**Extracted records**
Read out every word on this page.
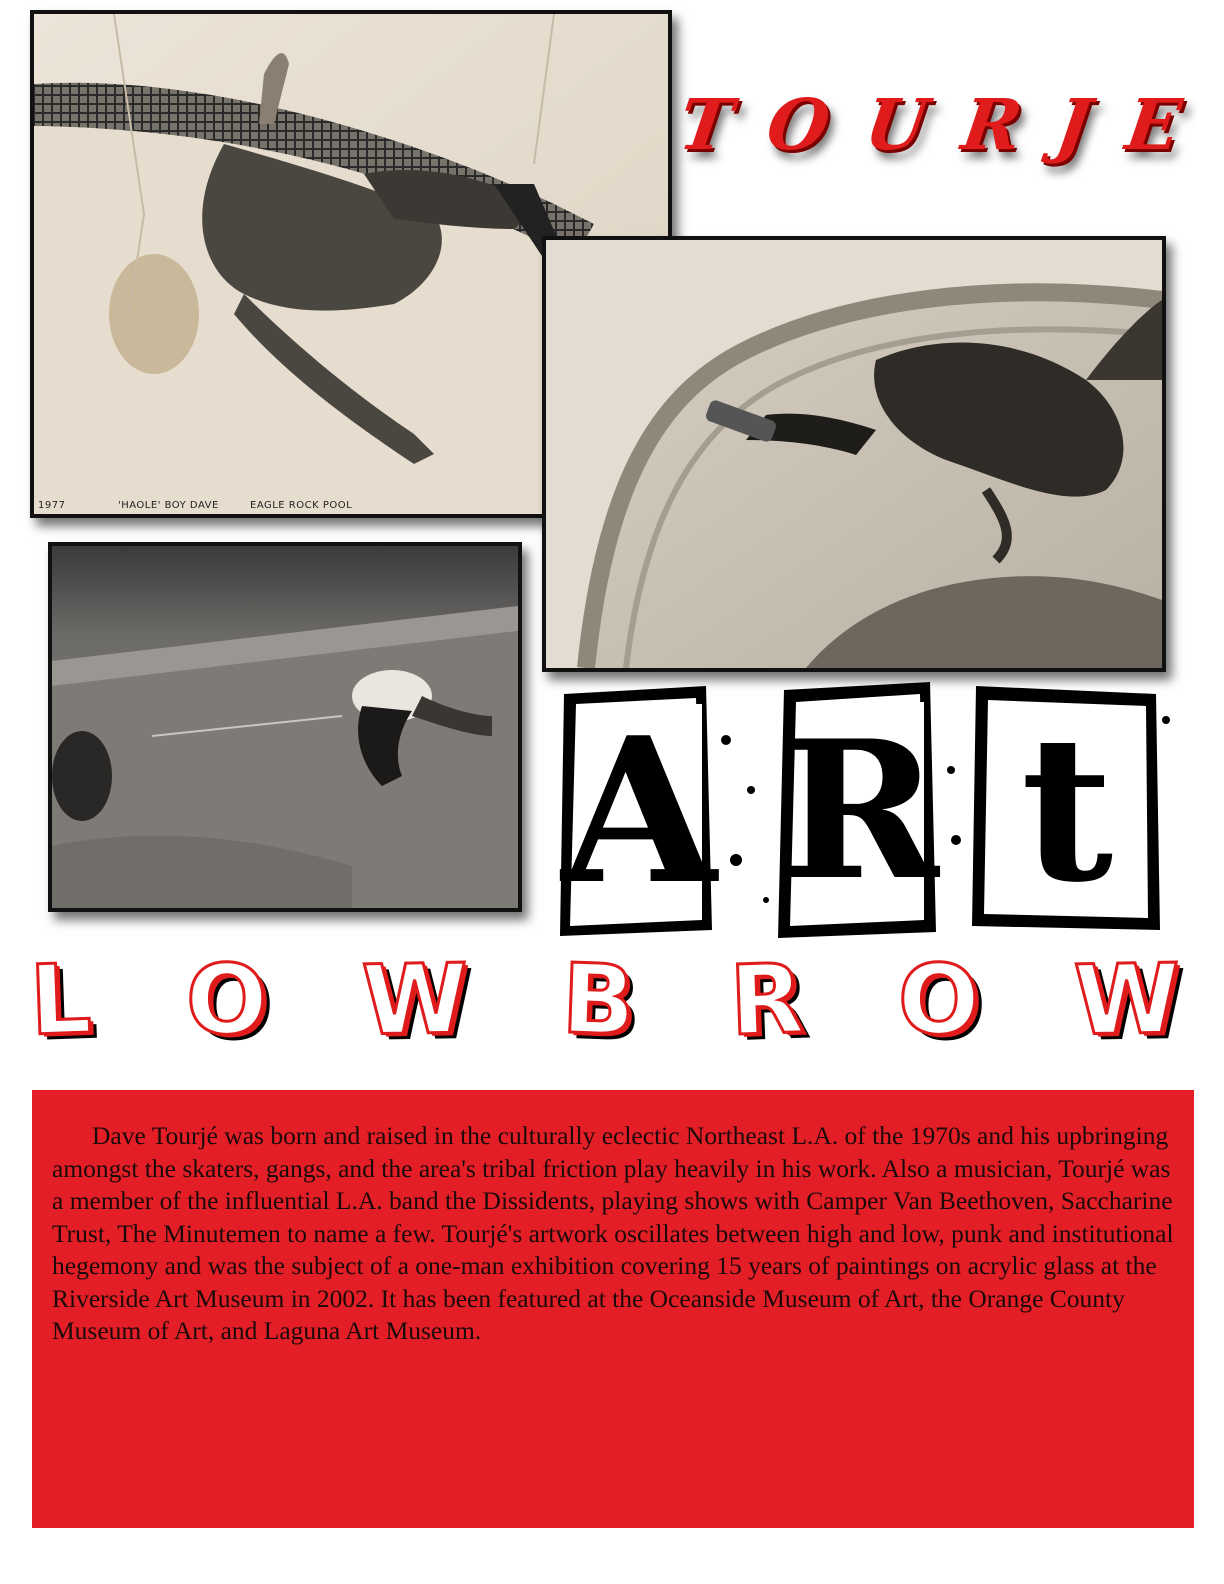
1977	'HAOLE' BOY DAVE	EAGLE ROCK POOL
T O U R J E
A R t
L O W B R O W

Dave Tourjé was born and raised in the culturally eclectic Northeast L.A. of the 1970s and his upbringing amongst the skaters, gangs, and the area's tribal friction play heavily in his work. Also a musician, Tourjé was a member of the influential L.A. band the Dissidents, playing shows with Camper Van Beethoven, Saccharine Trust, The Minutemen to name a few. Tourjé's artwork oscillates between high and low, punk and institutional hegemony and was the subject of a one-man exhibition covering 15 years of paintings on acrylic glass at the Riverside Art Museum in 2002. It has been featured at the Oceanside Museum of Art, the Orange County Museum of Art, and Laguna Art Museum.
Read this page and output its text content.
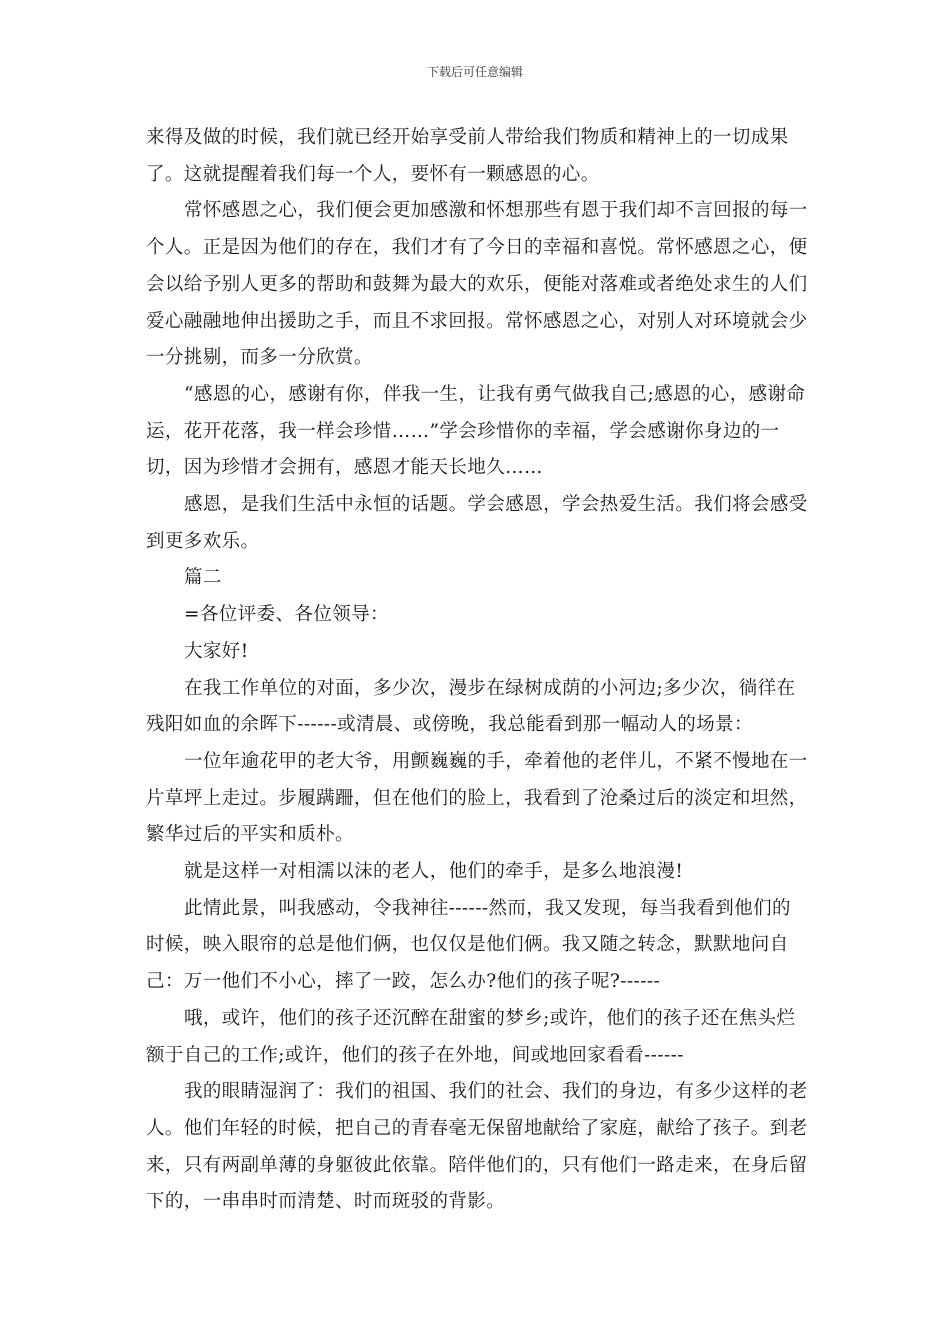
下载后可任意编辑

来得及做的时候，我们就已经开始享受前人带给我们物质和精神上的一切成果了。这就提醒着我们每一个人，要怀有一颗感恩的心。

常怀感恩之心，我们便会更加感激和怀想那些有恩于我们却不言回报的每一个人。正是因为他们的存在，我们才有了今日的幸福和喜悦。常怀感恩之心，便会以给予别人更多的帮助和鼓舞为最大的欢乐，便能对落难或者绝处求生的人们爱心融融地伸出援助之手，而且不求回报。常怀感恩之心，对别人对环境就会少一分挑剔，而多一分欣赏。

“感恩的心，感谢有你，伴我一生，让我有勇气做我自己;感恩的心，感谢命运，花开花落，我一样会珍惜……”学会珍惜你的幸福，学会感谢你身边的一切，因为珍惜才会拥有，感恩才能天长地久……

感恩，是我们生活中永恒的话题。学会感恩，学会热爱生活。我们将会感受到更多欢乐。

篇二

=各位评委、各位领导：

大家好!

在我工作单位的对面，多少次，漫步在绿树成荫的小河边;多少次，徜徉在残阳如血的余晖下------或清晨、或傍晚，我总能看到那一幅动人的场景：

一位年逾花甲的老大爷，用颤巍巍的手，牵着他的老伴儿，不紧不慢地在一片草坪上走过。步履蹒跚，但在他们的脸上，我看到了沧桑过后的淡定和坦然，繁华过后的平实和质朴。

就是这样一对相濡以沫的老人，他们的牵手，是多么地浪漫!

此情此景，叫我感动，令我神往------然而，我又发现，每当我看到他们的时候，映入眼帘的总是他们俩，也仅仅是他们俩。我又随之转念，默默地问自己：万一他们不小心，摔了一跤，怎么办?他们的孩子呢?------

哦，或许，他们的孩子还沉醉在甜蜜的梦乡;或许，他们的孩子还在焦头烂额于自己的工作;或许，他们的孩子在外地，间或地回家看看------

我的眼睛湿润了：我们的祖国、我们的社会、我们的身边，有多少这样的老人。他们年轻的时候，把自己的青春毫无保留地献给了家庭，献给了孩子。到老来，只有两副单薄的身躯彼此依靠。陪伴他们的，只有他们一路走来，在身后留下的，一串串时而清楚、时而斑驳的背影。
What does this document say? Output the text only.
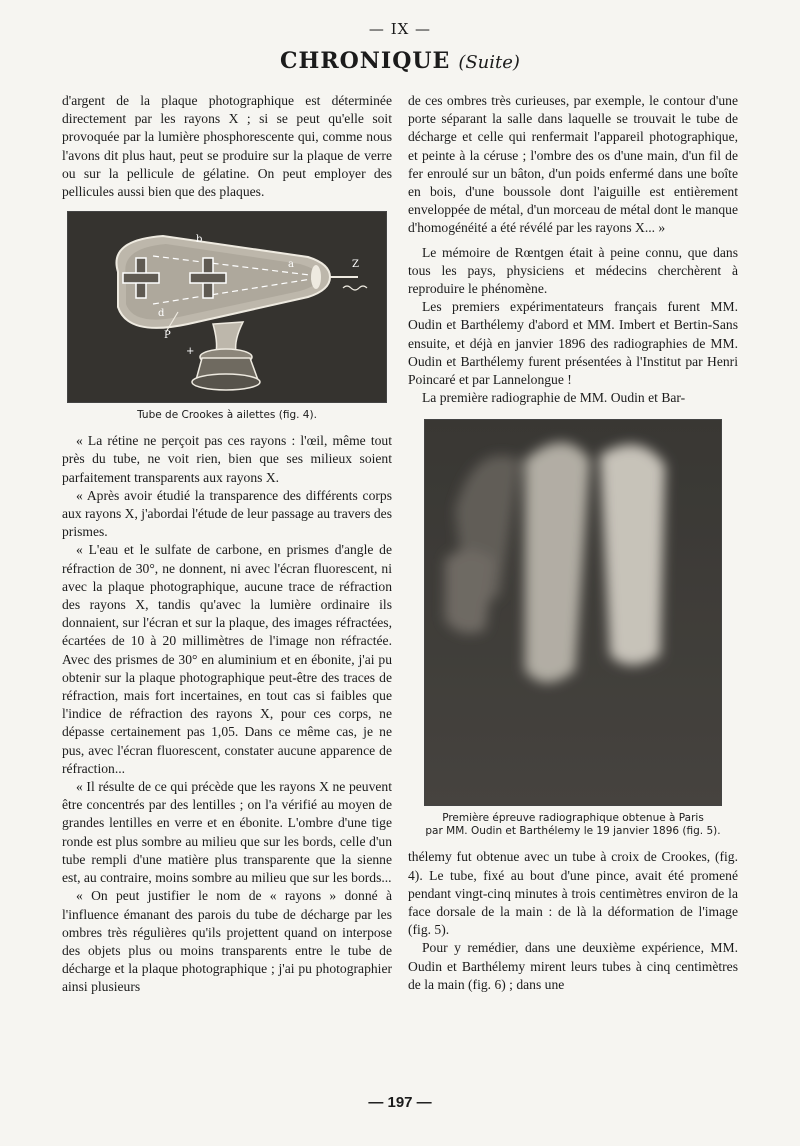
— IX —
CHRONIQUE (Suite)

d'argent de la plaque photographique est déterminée directement par les rayons X ; si se peut qu'elle soit provoquée par la lumière phosphorescente qui, comme nous l'avons dit plus haut, peut se produire sur la plaque de verre ou sur la pellicule de gélatine. On peut employer des pellicules aussi bien que des plaques.

b
a
d
P
Z
+
Tube de Crookes à ailettes (fig. 4).

« La rétine ne perçoit pas ces rayons : l'œil, même tout près du tube, ne voit rien, bien que ses milieux soient parfaitement transparents aux rayons X.

« Après avoir étudié la transparence des différents corps aux rayons X, j'abordai l'étude de leur passage au travers des prismes.

« L'eau et le sulfate de carbone, en prismes d'angle de réfraction de 30°, ne donnent, ni avec l'écran fluorescent, ni avec la plaque photographique, aucune trace de réfraction des rayons X, tandis qu'avec la lumière ordinaire ils donnaient, sur l'écran et sur la plaque, des images réfractées, écartées de 10 à 20 millimètres de l'image non réfractée. Avec des prismes de 30° en aluminium et en ébonite, j'ai pu obtenir sur la plaque photographique peut-être des traces de réfraction, mais fort incertaines, en tout cas si faibles que l'indice de réfraction des rayons X, pour ces corps, ne dépasse certainement pas 1,05. Dans ce même cas, je ne pus, avec l'écran fluorescent, constater aucune apparence de réfraction...

« Il résulte de ce qui précède que les rayons X ne peuvent être concentrés par des lentilles ; on l'a vérifié au moyen de grandes lentilles en verre et en ébonite. L'ombre d'une tige ronde est plus sombre au milieu que sur les bords, celle d'un tube rempli d'une matière plus transparente que la sienne est, au contraire, moins sombre au milieu que sur les bords...

« On peut justifier le nom de « rayons » donné à l'influence émanant des parois du tube de décharge par les ombres très régulières qu'ils projettent quand on interpose des objets plus ou moins transparents entre le tube de décharge et la plaque photographique ; j'ai pu photographier ainsi plusieurs

de ces ombres très curieuses, par exemple, le contour d'une porte séparant la salle dans laquelle se trouvait le tube de décharge et celle qui renfermait l'appareil photographique, et peinte à la céruse ; l'ombre des os d'une main, d'un fil de fer enroulé sur un bâton, d'un poids enfermé dans une boîte en bois, d'une boussole dont l'aiguille est entièrement enveloppée de métal, d'un morceau de métal dont le manque d'homogénéité a été révélé par les rayons X... »

Le mémoire de Rœntgen était à peine connu, que dans tous les pays, physiciens et médecins cherchèrent à reproduire le phénomène.

Les premiers expérimentateurs français furent MM. Oudin et Barthélemy d'abord et MM. Imbert et Bertin-Sans ensuite, et déjà en janvier 1896 des radiographies de MM. Oudin et Barthélemy furent présentées à l'Institut par Henri Poincaré et par Lannelongue !

La première radiographie de MM. Oudin et Bar-

Première épreuve radiographique obtenue à Paris
par MM. Oudin et Barthélemy le 19 janvier 1896 (fig. 5).

thélemy fut obtenue avec un tube à croix de Crookes, (fig. 4). Le tube, fixé au bout d'une pince, avait été promené pendant vingt-cinq minutes à trois centimètres environ de la face dorsale de la main : de là la déformation de l'image (fig. 5).

Pour y remédier, dans une deuxième expérience, MM. Oudin et Barthélemy mirent leurs tubes à cinq centimètres de la main (fig. 6) ; dans une

— 197 —
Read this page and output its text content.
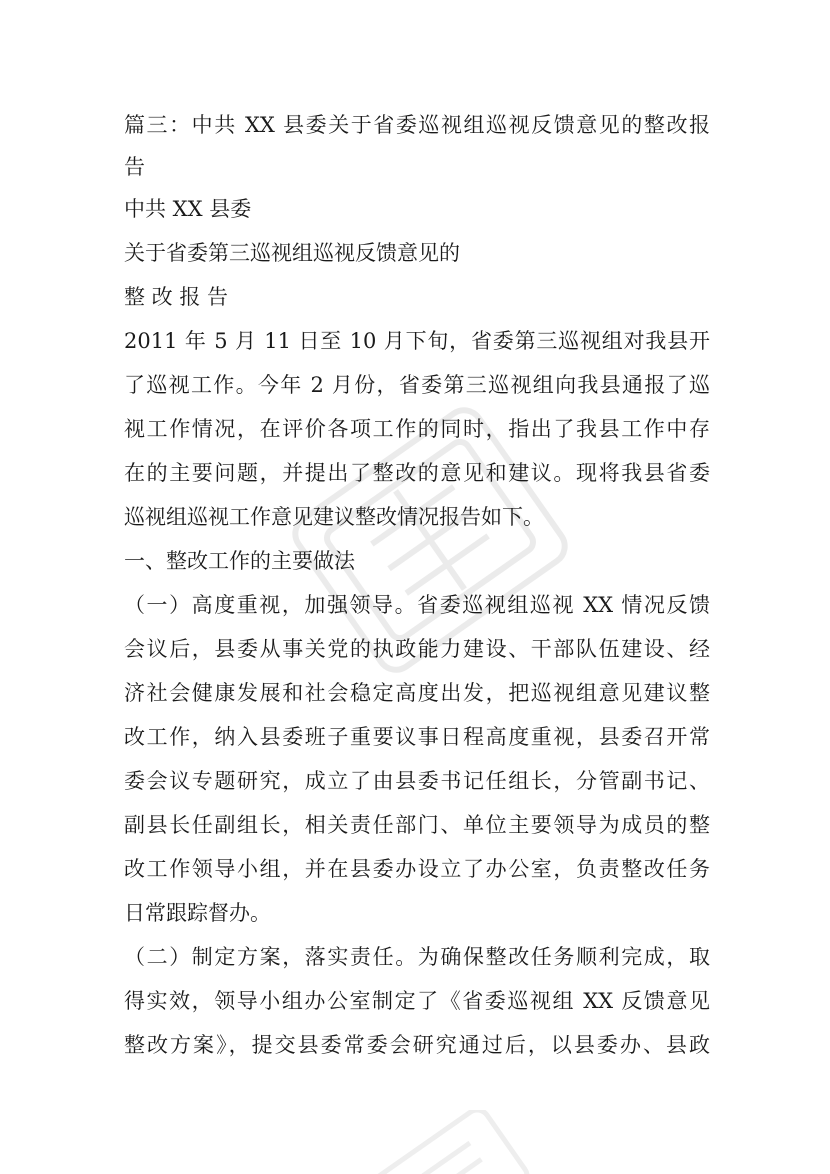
篇三：中共 XX 县委关于省委巡视组巡视反馈意见的整改报
告
中共 XX 县委
关于省委第三巡视组巡视反馈意见的
整 改 报 告
2011 年 5 月 11 日至 10 月下旬，省委第三巡视组对我县开
了巡视工作。今年 2 月份，省委第三巡视组向我县通报了巡
视工作情况，在评价各项工作的同时，指出了我县工作中存
在的主要问题，并提出了整改的意见和建议。现将我县省委
巡视组巡视工作意见建议整改情况报告如下。
一、整改工作的主要做法
（一）高度重视，加强领导。省委巡视组巡视 XX 情况反馈
会议后，县委从事关党的执政能力建设、干部队伍建设、经
济社会健康发展和社会稳定高度出发，把巡视组意见建议整
改工作，纳入县委班子重要议事日程高度重视，县委召开常
委会议专题研究，成立了由县委书记任组长，分管副书记、
副县长任副组长，相关责任部门、单位主要领导为成员的整
改工作领导小组，并在县委办设立了办公室，负责整改任务
日常跟踪督办。
（二）制定方案，落实责任。为确保整改任务顺利完成，取
得实效，领导小组办公室制定了《省委巡视组 XX 反馈意见
整改方案》，提交县委常委会研究通过后，以县委办、县政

**Exercise objective**
Transcribe the preceding listing in its entirety and with exact wording, leaving out pictures.

**Response for this exercise**
Read out every word on this page.
1977	'HAOLE' BOY DAVE	EAGLE ROCK POOL
T O U R J E
A R t
L O W B R O W

Dave Tourjé was born and raised in the culturally eclectic Northeast L.A. of the 1970s and his upbringing amongst the skaters, gangs, and the area's tribal friction play heavily in his work. Also a musician, Tourjé was a member of the influential L.A. band the Dissidents, playing shows with Camper Van Beethoven, Saccharine Trust, The Minutemen to name a few. Tourjé's artwork oscillates between high and low, punk and institutional hegemony and was the subject of a one-man exhibition covering 15 years of paintings on acrylic glass at the Riverside Art Museum in 2002. It has been featured at the Oceanside Museum of Art, the Orange County Museum of Art, and Laguna Art Museum.
Read this page and output its text content.
下载后可任意编辑

来得及做的时候，我们就已经开始享受前人带给我们物质和精神上的一切成果了。这就提醒着我们每一个人，要怀有一颗感恩的心。

常怀感恩之心，我们便会更加感激和怀想那些有恩于我们却不言回报的每一个人。正是因为他们的存在，我们才有了今日的幸福和喜悦。常怀感恩之心，便会以给予别人更多的帮助和鼓舞为最大的欢乐，便能对落难或者绝处求生的人们爱心融融地伸出援助之手，而且不求回报。常怀感恩之心，对别人对环境就会少一分挑剔，而多一分欣赏。

“感恩的心，感谢有你，伴我一生，让我有勇气做我自己;感恩的心，感谢命运，花开花落，我一样会珍惜……”学会珍惜你的幸福，学会感谢你身边的一切，因为珍惜才会拥有，感恩才能天长地久……

感恩，是我们生活中永恒的话题。学会感恩，学会热爱生活。我们将会感受到更多欢乐。

篇二

=各位评委、各位领导：

大家好!

在我工作单位的对面，多少次，漫步在绿树成荫的小河边;多少次，徜徉在残阳如血的余晖下------或清晨、或傍晚，我总能看到那一幅动人的场景：

一位年逾花甲的老大爷，用颤巍巍的手，牵着他的老伴儿，不紧不慢地在一片草坪上走过。步履蹒跚，但在他们的脸上，我看到了沧桑过后的淡定和坦然，繁华过后的平实和质朴。

就是这样一对相濡以沫的老人，他们的牵手，是多么地浪漫!

此情此景，叫我感动，令我神往------然而，我又发现，每当我看到他们的时候，映入眼帘的总是他们俩，也仅仅是他们俩。我又随之转念，默默地问自己：万一他们不小心，摔了一跤，怎么办?他们的孩子呢?------

哦，或许，他们的孩子还沉醉在甜蜜的梦乡;或许，他们的孩子还在焦头烂额于自己的工作;或许，他们的孩子在外地，间或地回家看看------

我的眼睛湿润了：我们的祖国、我们的社会、我们的身边，有多少这样的老人。他们年轻的时候，把自己的青春毫无保留地献给了家庭，献给了孩子。到老来，只有两副单薄的身躯彼此依靠。陪伴他们的，只有他们一路走来，在身后留下的，一串串时而清楚、时而斑驳的背影。
What does this document say? Output the text only.
— IX —
CHRONIQUE (Suite)

d'argent de la plaque photographique est déterminée directement par les rayons X ; si se peut qu'elle soit provoquée par la lumière phosphorescente qui, comme nous l'avons dit plus haut, peut se produire sur la plaque de verre ou sur la pellicule de gélatine. On peut employer des pellicules aussi bien que des plaques.

b
a
d
P
Z
+
Tube de Crookes à ailettes (fig. 4).

« La rétine ne perçoit pas ces rayons : l'œil, même tout près du tube, ne voit rien, bien que ses milieux soient parfaitement transparents aux rayons X.

« Après avoir étudié la transparence des différents corps aux rayons X, j'abordai l'étude de leur passage au travers des prismes.

« L'eau et le sulfate de carbone, en prismes d'angle de réfraction de 30°, ne donnent, ni avec l'écran fluorescent, ni avec la plaque photographique, aucune trace de réfraction des rayons X, tandis qu'avec la lumière ordinaire ils donnaient, sur l'écran et sur la plaque, des images réfractées, écartées de 10 à 20 millimètres de l'image non réfractée. Avec des prismes de 30° en aluminium et en ébonite, j'ai pu obtenir sur la plaque photographique peut-être des traces de réfraction, mais fort incertaines, en tout cas si faibles que l'indice de réfraction des rayons X, pour ces corps, ne dépasse certainement pas 1,05. Dans ce même cas, je ne pus, avec l'écran fluorescent, constater aucune apparence de réfraction...

« Il résulte de ce qui précède que les rayons X ne peuvent être concentrés par des lentilles ; on l'a vérifié au moyen de grandes lentilles en verre et en ébonite. L'ombre d'une tige ronde est plus sombre au milieu que sur les bords, celle d'un tube rempli d'une matière plus transparente que la sienne est, au contraire, moins sombre au milieu que sur les bords...

« On peut justifier le nom de « rayons » donné à l'influence émanant des parois du tube de décharge par les ombres très régulières qu'ils projettent quand on interpose des objets plus ou moins transparents entre le tube de décharge et la plaque photographique ; j'ai pu photographier ainsi plusieurs

de ces ombres très curieuses, par exemple, le contour d'une porte séparant la salle dans laquelle se trouvait le tube de décharge et celle qui renfermait l'appareil photographique, et peinte à la céruse ; l'ombre des os d'une main, d'un fil de fer enroulé sur un bâton, d'un poids enfermé dans une boîte en bois, d'une boussole dont l'aiguille est entièrement enveloppée de métal, d'un morceau de métal dont le manque d'homogénéité a été révélé par les rayons X... »

Le mémoire de Rœntgen était à peine connu, que dans tous les pays, physiciens et médecins cherchèrent à reproduire le phénomène.

Les premiers expérimentateurs français furent MM. Oudin et Barthélemy d'abord et MM. Imbert et Bertin-Sans ensuite, et déjà en janvier 1896 des radiographies de MM. Oudin et Barthélemy furent présentées à l'Institut par Henri Poincaré et par Lannelongue !

La première radiographie de MM. Oudin et Bar-

Première épreuve radiographique obtenue à Paris
par MM. Oudin et Barthélemy le 19 janvier 1896 (fig. 5).

thélemy fut obtenue avec un tube à croix de Crookes, (fig. 4). Le tube, fixé au bout d'une pince, avait été promené pendant vingt-cinq minutes à trois centimètres environ de la face dorsale de la main : de là la déformation de l'image (fig. 5).

Pour y remédier, dans une deuxième expérience, MM. Oudin et Barthélemy mirent leurs tubes à cinq centimètres de la main (fig. 6) ; dans une

— 197 —
Read this page and output its text content.
篇三：中共 XX 县委关于省委巡视组巡视反馈意见的整改报
告
中共 XX 县委
关于省委第三巡视组巡视反馈意见的
整 改 报 告
2011 年 5 月 11 日至 10 月下旬，省委第三巡视组对我县开
了巡视工作。今年 2 月份，省委第三巡视组向我县通报了巡
视工作情况，在评价各项工作的同时，指出了我县工作中存
在的主要问题，并提出了整改的意见和建议。现将我县省委
巡视组巡视工作意见建议整改情况报告如下。
一、整改工作的主要做法
（一）高度重视，加强领导。省委巡视组巡视 XX 情况反馈
会议后，县委从事关党的执政能力建设、干部队伍建设、经
济社会健康发展和社会稳定高度出发，把巡视组意见建议整
改工作，纳入县委班子重要议事日程高度重视，县委召开常
委会议专题研究，成立了由县委书记任组长，分管副书记、
副县长任副组长，相关责任部门、单位主要领导为成员的整
改工作领导小组，并在县委办设立了办公室，负责整改任务
日常跟踪督办。
（二）制定方案，落实责任。为确保整改任务顺利完成，取
得实效，领导小组办公室制定了《省委巡视组 XX 反馈意见
整改方案》，提交县委常委会研究通过后，以县委办、县政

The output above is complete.